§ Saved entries
>> Start

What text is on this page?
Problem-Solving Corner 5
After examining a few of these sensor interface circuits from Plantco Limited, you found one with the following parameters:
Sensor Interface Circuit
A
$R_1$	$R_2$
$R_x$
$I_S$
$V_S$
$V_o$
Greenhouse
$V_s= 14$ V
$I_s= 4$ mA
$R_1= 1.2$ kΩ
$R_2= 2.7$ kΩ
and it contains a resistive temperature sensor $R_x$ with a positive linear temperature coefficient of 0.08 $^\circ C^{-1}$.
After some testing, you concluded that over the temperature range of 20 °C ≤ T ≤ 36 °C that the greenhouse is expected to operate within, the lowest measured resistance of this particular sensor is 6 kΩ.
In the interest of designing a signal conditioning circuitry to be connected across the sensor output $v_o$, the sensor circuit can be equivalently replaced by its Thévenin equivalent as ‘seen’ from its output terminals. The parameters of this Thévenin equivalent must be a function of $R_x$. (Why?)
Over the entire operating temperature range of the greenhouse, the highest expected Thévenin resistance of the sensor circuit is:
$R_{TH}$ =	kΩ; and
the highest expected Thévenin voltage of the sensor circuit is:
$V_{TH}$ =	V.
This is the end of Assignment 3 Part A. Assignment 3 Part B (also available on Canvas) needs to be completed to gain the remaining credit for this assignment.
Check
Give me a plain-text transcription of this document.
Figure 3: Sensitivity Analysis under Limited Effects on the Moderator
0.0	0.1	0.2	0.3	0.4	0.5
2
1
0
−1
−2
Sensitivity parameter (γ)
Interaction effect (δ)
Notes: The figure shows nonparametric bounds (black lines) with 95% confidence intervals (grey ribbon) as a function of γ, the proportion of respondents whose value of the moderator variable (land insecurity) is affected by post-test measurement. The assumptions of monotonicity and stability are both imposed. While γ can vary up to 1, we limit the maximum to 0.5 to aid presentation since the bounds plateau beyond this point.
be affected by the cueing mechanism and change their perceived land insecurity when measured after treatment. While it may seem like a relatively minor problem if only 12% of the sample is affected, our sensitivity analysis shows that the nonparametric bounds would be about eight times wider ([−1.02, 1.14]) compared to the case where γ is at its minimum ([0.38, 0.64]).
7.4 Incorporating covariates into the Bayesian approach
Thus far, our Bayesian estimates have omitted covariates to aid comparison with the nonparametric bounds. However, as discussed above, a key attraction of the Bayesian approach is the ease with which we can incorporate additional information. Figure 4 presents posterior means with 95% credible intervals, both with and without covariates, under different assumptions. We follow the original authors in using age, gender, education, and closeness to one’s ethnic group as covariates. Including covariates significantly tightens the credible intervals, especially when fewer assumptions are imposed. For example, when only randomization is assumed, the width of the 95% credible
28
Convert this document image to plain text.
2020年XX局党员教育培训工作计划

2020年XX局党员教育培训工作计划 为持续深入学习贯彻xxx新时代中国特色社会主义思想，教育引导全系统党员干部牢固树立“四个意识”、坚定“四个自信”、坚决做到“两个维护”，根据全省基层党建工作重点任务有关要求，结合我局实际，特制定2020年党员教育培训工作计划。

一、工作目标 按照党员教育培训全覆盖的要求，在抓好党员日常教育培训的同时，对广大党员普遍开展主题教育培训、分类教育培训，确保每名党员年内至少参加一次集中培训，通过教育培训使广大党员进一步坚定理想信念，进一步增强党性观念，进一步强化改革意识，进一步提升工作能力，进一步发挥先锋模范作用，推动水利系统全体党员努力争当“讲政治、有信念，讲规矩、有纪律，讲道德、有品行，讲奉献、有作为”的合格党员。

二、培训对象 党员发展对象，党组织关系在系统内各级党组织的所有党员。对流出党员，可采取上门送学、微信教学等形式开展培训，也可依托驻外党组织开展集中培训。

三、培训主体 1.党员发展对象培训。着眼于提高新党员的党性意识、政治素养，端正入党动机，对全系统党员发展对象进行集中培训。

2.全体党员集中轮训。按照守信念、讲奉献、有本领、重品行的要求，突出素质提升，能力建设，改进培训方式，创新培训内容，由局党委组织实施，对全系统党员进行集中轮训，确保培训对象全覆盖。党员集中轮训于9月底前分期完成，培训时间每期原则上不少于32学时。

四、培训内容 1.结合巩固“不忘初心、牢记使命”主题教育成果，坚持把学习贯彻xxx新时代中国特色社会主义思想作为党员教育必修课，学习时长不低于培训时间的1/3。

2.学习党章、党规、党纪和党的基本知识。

>> End

§ PROBLEM TO WORK ON
Beginning at the line that holds "Convert this document image to plain text.", write out word for word each line through the end of the records.

§ ANSWER TO THE TASK
Convert this document image to plain text.
2020年XX局党员教育培训工作计划

2020年XX局党员教育培训工作计划 为持续深入学习贯彻xxx新时代中国特色社会主义思想，教育引导全系统党员干部牢固树立“四个意识”、坚定“四个自信”、坚决做到“两个维护”，根据全省基层党建工作重点任务有关要求，结合我局实际，特制定2020年党员教育培训工作计划。

一、工作目标 按照党员教育培训全覆盖的要求，在抓好党员日常教育培训的同时，对广大党员普遍开展主题教育培训、分类教育培训，确保每名党员年内至少参加一次集中培训，通过教育培训使广大党员进一步坚定理想信念，进一步增强党性观念，进一步强化改革意识，进一步提升工作能力，进一步发挥先锋模范作用，推动水利系统全体党员努力争当“讲政治、有信念，讲规矩、有纪律，讲道德、有品行，讲奉献、有作为”的合格党员。

二、培训对象 党员发展对象，党组织关系在系统内各级党组织的所有党员。对流出党员，可采取上门送学、微信教学等形式开展培训，也可依托驻外党组织开展集中培训。

三、培训主体 1.党员发展对象培训。着眼于提高新党员的党性意识、政治素养，端正入党动机，对全系统党员发展对象进行集中培训。

2.全体党员集中轮训。按照守信念、讲奉献、有本领、重品行的要求，突出素质提升，能力建设，改进培训方式，创新培训内容，由局党委组织实施，对全系统党员进行集中轮训，确保培训对象全覆盖。党员集中轮训于9月底前分期完成，培训时间每期原则上不少于32学时。

四、培训内容 1.结合巩固“不忘初心、牢记使命”主题教育成果，坚持把学习贯彻xxx新时代中国特色社会主义思想作为党员教育必修课，学习时长不低于培训时间的1/3。

2.学习党章、党规、党纪和党的基本知识。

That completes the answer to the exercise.